■ **CHALLENGE**
Quote these lines exactly: the one that holds "Serialize everything readable" and every line after it to the end of the material below. Skip pictures.

■ **INPUT FOR THIS TASK**
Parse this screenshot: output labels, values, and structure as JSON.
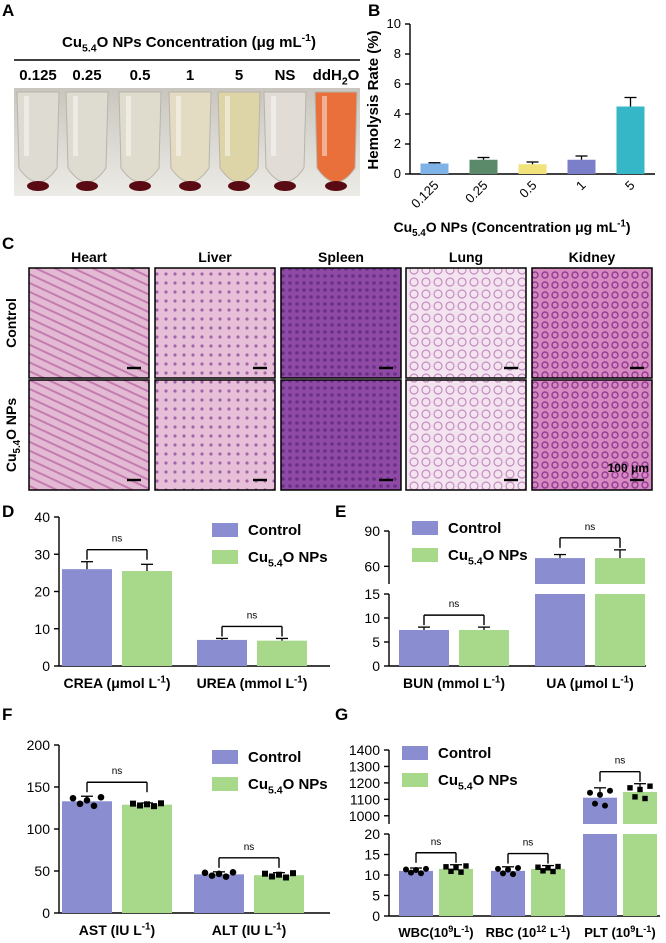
{
  "panel_letters": [
    "A",
    "B",
    "C",
    "D",
    "E",
    "F",
    "G"
  ],
  "panelA": {
    "header": "Cu5.4O NPs Concentration (μg mL-1)",
    "header_parts": {
      "pre": "Cu",
      "sub": "5.4",
      "mid": "O NPs Concentration (μg mL",
      "sup": "-1",
      "post": ")"
    },
    "tube_labels": [
      "0.125",
      "0.25",
      "0.5",
      "1",
      "5",
      "NS"
    ],
    "ddh2o_label": {
      "pre": "ddH",
      "sub": "2",
      "post": "O"
    },
    "tube_colors": [
      "#dedbd2",
      "#dedbd0",
      "#e0dccd",
      "#e3dcc2",
      "#ddd4a8",
      "#e1ddd6",
      "#e9703a"
    ]
  },
  "panelB": {
    "chart_data": {
      "type": "bar",
      "categories": [
        "0.125",
        "0.25",
        "0.5",
        "1",
        "5"
      ],
      "values": [
        0.7,
        0.95,
        0.65,
        0.95,
        4.5
      ],
      "errors": [
        0.05,
        0.15,
        0.15,
        0.25,
        0.6
      ],
      "colors": [
        "#7fb3e8",
        "#5a8a6a",
        "#f1e379",
        "#7b7fc9",
        "#36b7c8"
      ],
      "ylabel": "Hemolysis Rate (%)",
      "xlabel": "Cu5.4O NPs  (Concentration μg mL-1)",
      "xlabel_parts": {
        "pre": "Cu",
        "sub": "5.4",
        "mid": "O NPs  (Concentration μg mL",
        "sup": "-1",
        "post": ")"
      },
      "yticks": [
        "0",
        "2",
        "4",
        "6",
        "8",
        "10"
      ],
      "ylim": [
        0,
        10
      ]
    }
  },
  "panelC": {
    "columns": [
      "Heart",
      "Liver",
      "Spleen",
      "Lung",
      "Kidney"
    ],
    "rows": [
      "Control",
      "Cu5.4O NPs"
    ],
    "row2_parts": {
      "pre": "Cu",
      "sub": "5.4",
      "post": "O NPs"
    },
    "scale_label": "100 μm"
  },
  "legend": {
    "control": "Control",
    "np_parts": {
      "pre": "Cu",
      "sub": "5.4",
      "post": "O NPs"
    },
    "colors": {
      "control": "#8a8ed1",
      "np": "#a8d98b"
    }
  },
  "ns_label": "ns",
  "panelD": {
    "chart_data": {
      "type": "bar",
      "categories": [
        "CREA (μmol L-1)",
        "UREA (mmol L-1)"
      ],
      "series": [
        {
          "name": "Control",
          "values": [
            26,
            7
          ],
          "errors": [
            2,
            0.4
          ]
        },
        {
          "name": "Cu5.4O NPs",
          "values": [
            25.5,
            6.8
          ],
          "errors": [
            1.8,
            0.6
          ]
        }
      ],
      "yticks": [
        "0",
        "10",
        "20",
        "30",
        "40"
      ],
      "ylim": [
        0,
        40
      ]
    },
    "cat_parts": [
      {
        "pre": "CREA (μmol L",
        "sup": "-1",
        "post": ")"
      },
      {
        "pre": "UREA (mmol L",
        "sup": "-1",
        "post": ")"
      }
    ]
  },
  "panelE": {
    "chart_data": {
      "type": "bar",
      "categories": [
        "BUN (mmol L-1)",
        "UA (μmol L-1)"
      ],
      "series": [
        {
          "name": "Control",
          "values": [
            7.5,
            67
          ],
          "errors": [
            0.6,
            3
          ]
        },
        {
          "name": "Cu5.4O NPs",
          "values": [
            7.5,
            67
          ],
          "errors": [
            0.6,
            7
          ]
        }
      ],
      "yticks": [
        "0",
        "5",
        "10",
        "15",
        "60",
        "90"
      ],
      "ylim_lower": [
        0,
        15
      ],
      "ylim_upper": [
        45,
        90
      ]
    },
    "cat_parts": [
      {
        "pre": "BUN (mmol L",
        "sup": "-1",
        "post": ")"
      },
      {
        "pre": "UA (μmol L",
        "sup": "-1",
        "post": ")"
      }
    ]
  },
  "panelF": {
    "chart_data": {
      "type": "bar",
      "categories": [
        "AST (IU L-1)",
        "ALT (IU L-1)"
      ],
      "series": [
        {
          "name": "Control",
          "values": [
            133,
            46
          ],
          "errors": [
            6,
            3
          ]
        },
        {
          "name": "Cu5.4O NPs",
          "values": [
            129,
            45
          ],
          "errors": [
            2,
            3
          ]
        }
      ],
      "yticks": [
        "0",
        "50",
        "100",
        "150",
        "200"
      ],
      "ylim": [
        0,
        200
      ]
    },
    "cat_parts": [
      {
        "pre": "AST (IU L",
        "sup": "-1",
        "post": ")"
      },
      {
        "pre": "ALT (IU L",
        "sup": "-1",
        "post": ")"
      }
    ]
  },
  "panelG": {
    "chart_data": {
      "type": "bar",
      "categories": [
        "WBC(10^9 L-1)",
        "RBC (10^12 L-1)",
        "PLT (10^9 L-1)"
      ],
      "series": [
        {
          "name": "Control",
          "values": [
            11,
            11,
            1110
          ],
          "errors": [
            0.7,
            1,
            60
          ]
        },
        {
          "name": "Cu5.4O NPs",
          "values": [
            11.5,
            11.5,
            1145
          ],
          "errors": [
            1,
            0.8,
            50
          ]
        }
      ],
      "yticks": [
        "0",
        "5",
        "10",
        "15",
        "20",
        "1000",
        "1100",
        "1200",
        "1300",
        "1400"
      ],
      "ylim_lower": [
        0,
        20
      ],
      "ylim_upper": [
        950,
        1400
      ]
    },
    "cat_parts": [
      {
        "pre": "WBC(10",
        "sup1": "9",
        "mid": "L",
        "sup2": "-1",
        "post": ")"
      },
      {
        "pre": "RBC (10",
        "sup1": "12",
        "mid": " L",
        "sup2": "-1",
        "post": ")"
      },
      {
        "pre": "PLT (10",
        "sup1": "9",
        "mid": "L",
        "sup2": "-1",
        "post": ")"
      }
    ]
  }
}
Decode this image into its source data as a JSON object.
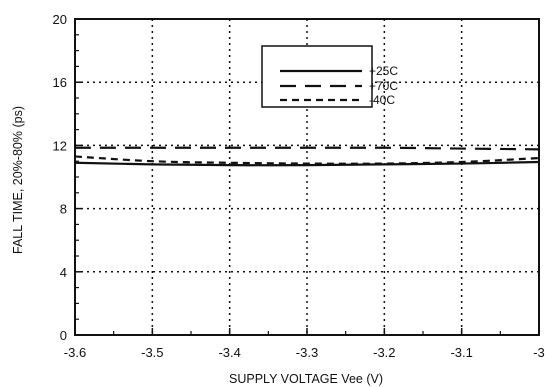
{
  "chart_data": {
    "type": "line",
    "title": "",
    "xlabel": "SUPPLY VOLTAGE Vee (V)",
    "ylabel": "FALL TIME, 20%-80% (ps)",
    "xlim": [
      -3.6,
      -3.0
    ],
    "ylim": [
      0,
      20
    ],
    "x_ticks": [
      -3.6,
      -3.5,
      -3.4,
      -3.3,
      -3.2,
      -3.1,
      -3.0
    ],
    "x_tick_labels": [
      "-3.6",
      "-3.5",
      "-3.4",
      "-3.3",
      "-3.2",
      "-3.1",
      "-3"
    ],
    "y_ticks": [
      0,
      4,
      8,
      12,
      16,
      20
    ],
    "y_tick_labels": [
      "0",
      "4",
      "8",
      "12",
      "16",
      "20"
    ],
    "grid": true,
    "grid_style": "dotted",
    "legend_position": "top-right",
    "series": [
      {
        "name": "+25C",
        "style": "solid",
        "color": "#111111",
        "x": [
          -3.6,
          -3.5,
          -3.4,
          -3.3,
          -3.2,
          -3.1,
          -3.0
        ],
        "y": [
          10.9,
          10.8,
          10.75,
          10.75,
          10.8,
          10.85,
          10.95
        ]
      },
      {
        "name": "+70C",
        "style": "long-dash",
        "color": "#111111",
        "x": [
          -3.6,
          -3.5,
          -3.4,
          -3.3,
          -3.2,
          -3.1,
          -3.0
        ],
        "y": [
          11.85,
          11.85,
          11.85,
          11.85,
          11.85,
          11.8,
          11.75
        ]
      },
      {
        "name": "-40C",
        "style": "short-dash",
        "color": "#111111",
        "x": [
          -3.6,
          -3.5,
          -3.4,
          -3.3,
          -3.2,
          -3.1,
          -3.0
        ],
        "y": [
          11.3,
          11.0,
          10.9,
          10.85,
          10.85,
          10.95,
          11.2
        ]
      }
    ]
  }
}
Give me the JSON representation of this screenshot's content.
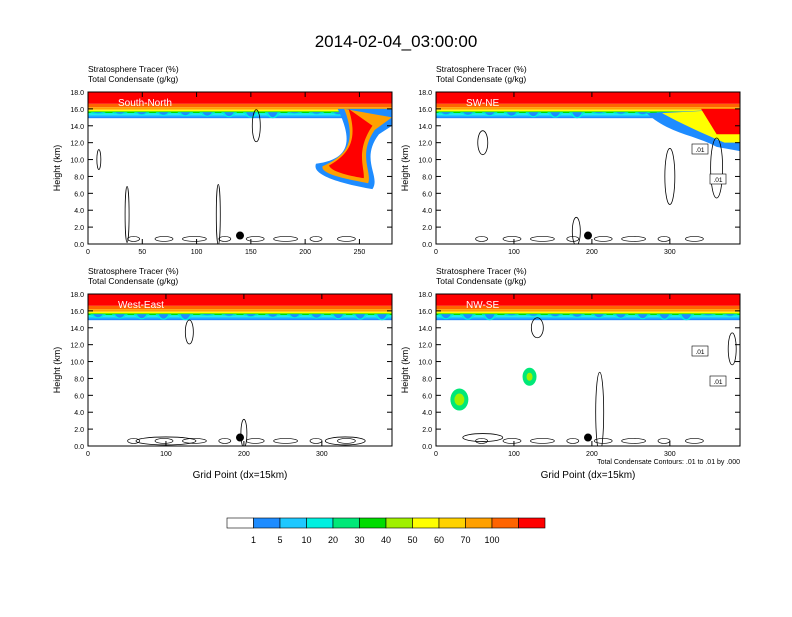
{
  "figure": {
    "title": "2014-02-04_03:00:00",
    "contour_note": "Total Condensate Contours: .01 to .01 by .000",
    "colorbar": {
      "levels": [
        "1",
        "5",
        "10",
        "20",
        "30",
        "40",
        "50",
        "60",
        "70",
        "100"
      ],
      "colors": [
        "#ffffff",
        "#1e8cff",
        "#1ec8ff",
        "#00f0e0",
        "#00e878",
        "#00dc00",
        "#a0f000",
        "#ffff00",
        "#ffd200",
        "#ffa000",
        "#ff6400",
        "#ff0000"
      ]
    }
  },
  "chart_data": [
    {
      "type": "heatmap",
      "panel": "South-North",
      "title_line1": "Stratosphere Tracer   (%)",
      "title_line2": "Total Condensate   (g/kg)",
      "label": "South-North",
      "xlabel": "",
      "ylabel": "Height (km)",
      "xlim": [
        0,
        280
      ],
      "xticks": [
        0,
        50,
        100,
        150,
        200,
        250
      ],
      "ylim": [
        0,
        18
      ],
      "yticks": [
        "0.0",
        "2.0",
        "4.0",
        "6.0",
        "8.0",
        "10.0",
        "12.0",
        "14.0",
        "16.0",
        "18.0"
      ],
      "tropopause_km": 15.5,
      "marker": {
        "x": 140,
        "y": 1.0
      },
      "contour_labels": []
    },
    {
      "type": "heatmap",
      "panel": "SW-NE",
      "title_line1": "Stratosphere Tracer   (%)",
      "title_line2": "Total Condensate   (g/kg)",
      "label": "SW-NE",
      "xlabel": "",
      "ylabel": "Height (km)",
      "xlim": [
        0,
        390
      ],
      "xticks": [
        0,
        100,
        200,
        300
      ],
      "ylim": [
        0,
        18
      ],
      "yticks": [
        "0.0",
        "2.0",
        "4.0",
        "6.0",
        "8.0",
        "10.0",
        "12.0",
        "14.0",
        "16.0",
        "18.0"
      ],
      "tropopause_km": 15.5,
      "marker": {
        "x": 195,
        "y": 1.0
      },
      "contour_labels": [
        ".01",
        ".01"
      ]
    },
    {
      "type": "heatmap",
      "panel": "West-East",
      "title_line1": "Stratosphere Tracer   (%)",
      "title_line2": "Total Condensate   (g/kg)",
      "label": "West-East",
      "xlabel": "Grid Point (dx=15km)",
      "ylabel": "Height (km)",
      "xlim": [
        0,
        390
      ],
      "xticks": [
        0,
        100,
        200,
        300
      ],
      "ylim": [
        0,
        18
      ],
      "yticks": [
        "0.0",
        "2.0",
        "4.0",
        "6.0",
        "8.0",
        "10.0",
        "12.0",
        "14.0",
        "16.0",
        "18.0"
      ],
      "tropopause_km": 15.5,
      "marker": {
        "x": 195,
        "y": 1.0
      },
      "contour_labels": []
    },
    {
      "type": "heatmap",
      "panel": "NW-SE",
      "title_line1": "Stratosphere Tracer   (%)",
      "title_line2": "Total Condensate   (g/kg)",
      "label": "NW-SE",
      "xlabel": "Grid Point (dx=15km)",
      "ylabel": "Height (km)",
      "xlim": [
        0,
        390
      ],
      "xticks": [
        0,
        100,
        200,
        300
      ],
      "ylim": [
        0,
        18
      ],
      "yticks": [
        "0.0",
        "2.0",
        "4.0",
        "6.0",
        "8.0",
        "10.0",
        "12.0",
        "14.0",
        "16.0",
        "18.0"
      ],
      "tropopause_km": 15.5,
      "marker": {
        "x": 195,
        "y": 1.0
      },
      "contour_labels": [
        ".01",
        ".01"
      ]
    }
  ]
}
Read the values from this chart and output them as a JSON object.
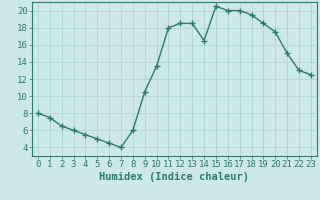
{
  "x": [
    0,
    1,
    2,
    3,
    4,
    5,
    6,
    7,
    8,
    9,
    10,
    11,
    12,
    13,
    14,
    15,
    16,
    17,
    18,
    19,
    20,
    21,
    22,
    23
  ],
  "y": [
    8,
    7.5,
    6.5,
    6,
    5.5,
    5,
    4.5,
    4,
    6,
    10.5,
    13.5,
    18,
    18.5,
    18.5,
    16.5,
    20.5,
    20,
    20,
    19.5,
    18.5,
    17.5,
    15,
    13,
    12.5
  ],
  "line_color": "#2d7a6e",
  "marker": "+",
  "marker_size": 4,
  "marker_lw": 1.0,
  "line_width": 1.0,
  "background_color": "#cce9e7",
  "grid_color": "#b8d8d5",
  "xlabel": "Humidex (Indice chaleur)",
  "xlim": [
    -0.5,
    23.5
  ],
  "ylim": [
    3,
    21
  ],
  "yticks": [
    4,
    6,
    8,
    10,
    12,
    14,
    16,
    18,
    20
  ],
  "xticks": [
    0,
    1,
    2,
    3,
    4,
    5,
    6,
    7,
    8,
    9,
    10,
    11,
    12,
    13,
    14,
    15,
    16,
    17,
    18,
    19,
    20,
    21,
    22,
    23
  ],
  "tick_color": "#2d7a6e",
  "label_fontsize": 6.5,
  "xlabel_fontsize": 7.5,
  "spine_color": "#2d7a6e"
}
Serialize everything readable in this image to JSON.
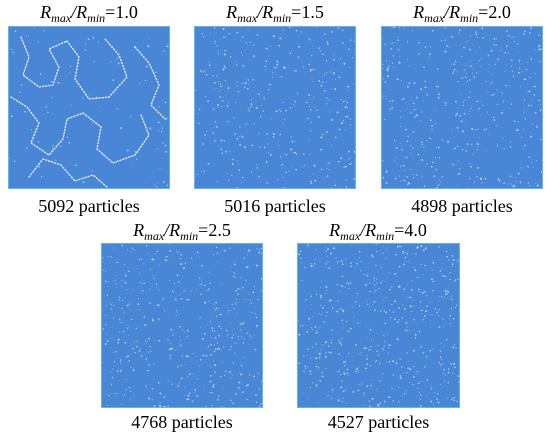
{
  "panels": [
    {
      "ratio_prefix": "R",
      "sub_max": "max",
      "sep": "/",
      "sub_min": "min",
      "value": "=1.0",
      "caption": "5092 particles",
      "speckle_density": 0.06,
      "has_grain_boundaries": true
    },
    {
      "ratio_prefix": "R",
      "sub_max": "max",
      "sep": "/",
      "sub_min": "min",
      "value": "=1.5",
      "caption": "5016 particles",
      "speckle_density": 0.22,
      "has_grain_boundaries": false
    },
    {
      "ratio_prefix": "R",
      "sub_max": "max",
      "sep": "/",
      "sub_min": "min",
      "value": "=2.0",
      "caption": "4898 particles",
      "speckle_density": 0.26,
      "has_grain_boundaries": false
    },
    {
      "ratio_prefix": "R",
      "sub_max": "max",
      "sep": "/",
      "sub_min": "min",
      "value": "=2.5",
      "caption": "4768 particles",
      "speckle_density": 0.3,
      "has_grain_boundaries": false
    },
    {
      "ratio_prefix": "R",
      "sub_max": "max",
      "sep": "/",
      "sub_min": "min",
      "value": "=4.0",
      "caption": "4527 particles",
      "speckle_density": 0.34,
      "has_grain_boundaries": false
    }
  ],
  "colors": {
    "particle_fill": "#4a86d6",
    "border": "#62b6e6",
    "speckle": "#dbe9f8"
  }
}
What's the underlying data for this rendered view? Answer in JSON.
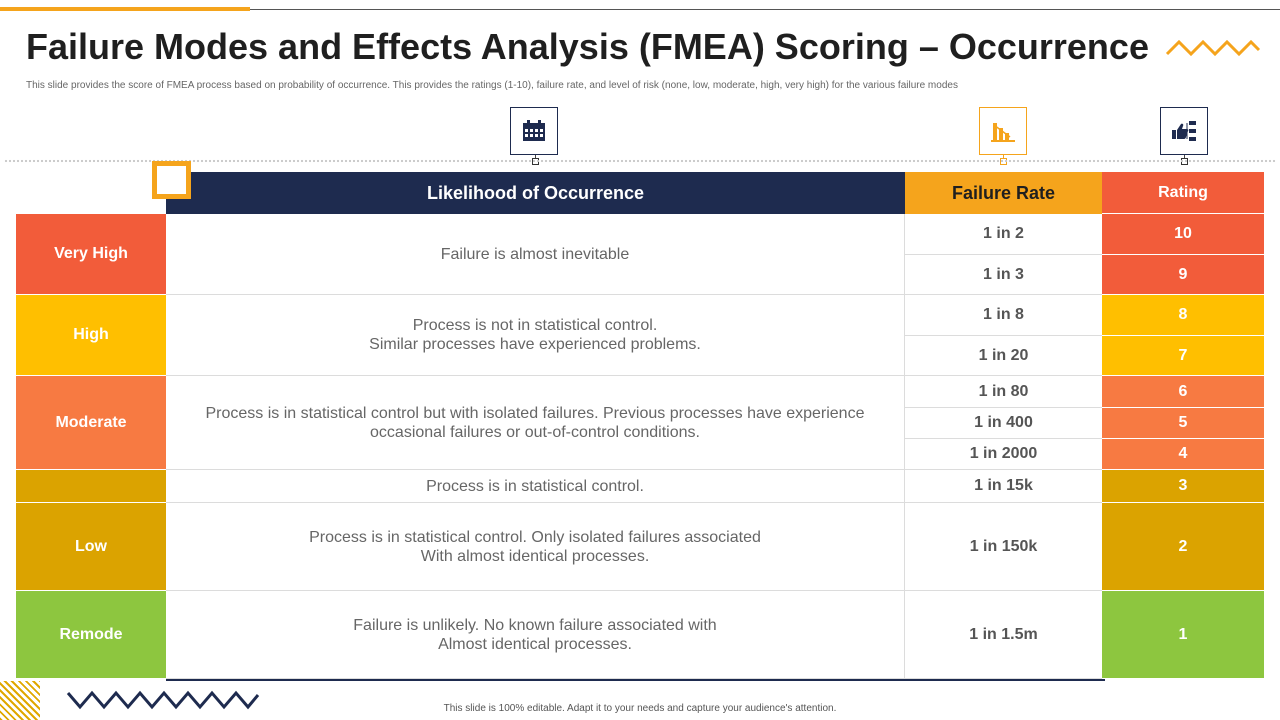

■ **EXERCISE SOLUTION**
Serialize everything readable in this image to JSON.
{
  "panels": [
    {
      "ratio_prefix": "R",
      "sub_max": "max",
      "sep": "/",
      "sub_min": "min",
      "value": "=1.0",
      "caption": "5092 particles",
      "speckle_density": 0.06,
      "has_grain_boundaries": true
    },
    {
      "ratio_prefix": "R",
      "sub_max": "max",
      "sep": "/",
      "sub_min": "min",
      "value": "=1.5",
      "caption": "5016 particles",
      "speckle_density": 0.22,
      "has_grain_boundaries": false
    },
    {
      "ratio_prefix": "R",
      "sub_max": "max",
      "sep": "/",
      "sub_min": "min",
      "value": "=2.0",
      "caption": "4898 particles",
      "speckle_density": 0.26,
      "has_grain_boundaries": false
    },
    {
      "ratio_prefix": "R",
      "sub_max": "max",
      "sep": "/",
      "sub_min": "min",
      "value": "=2.5",
      "caption": "4768 particles",
      "speckle_density": 0.3,
      "has_grain_boundaries": false
    },
    {
      "ratio_prefix": "R",
      "sub_max": "max",
      "sep": "/",
      "sub_min": "min",
      "value": "=4.0",
      "caption": "4527 particles",
      "speckle_density": 0.34,
      "has_grain_boundaries": false
    }
  ],
  "colors": {
    "particle_fill": "#4a86d6",
    "border": "#62b6e6",
    "speckle": "#dbe9f8"
  }
}
What's the underlying data for this rendered view? Answer in JSON.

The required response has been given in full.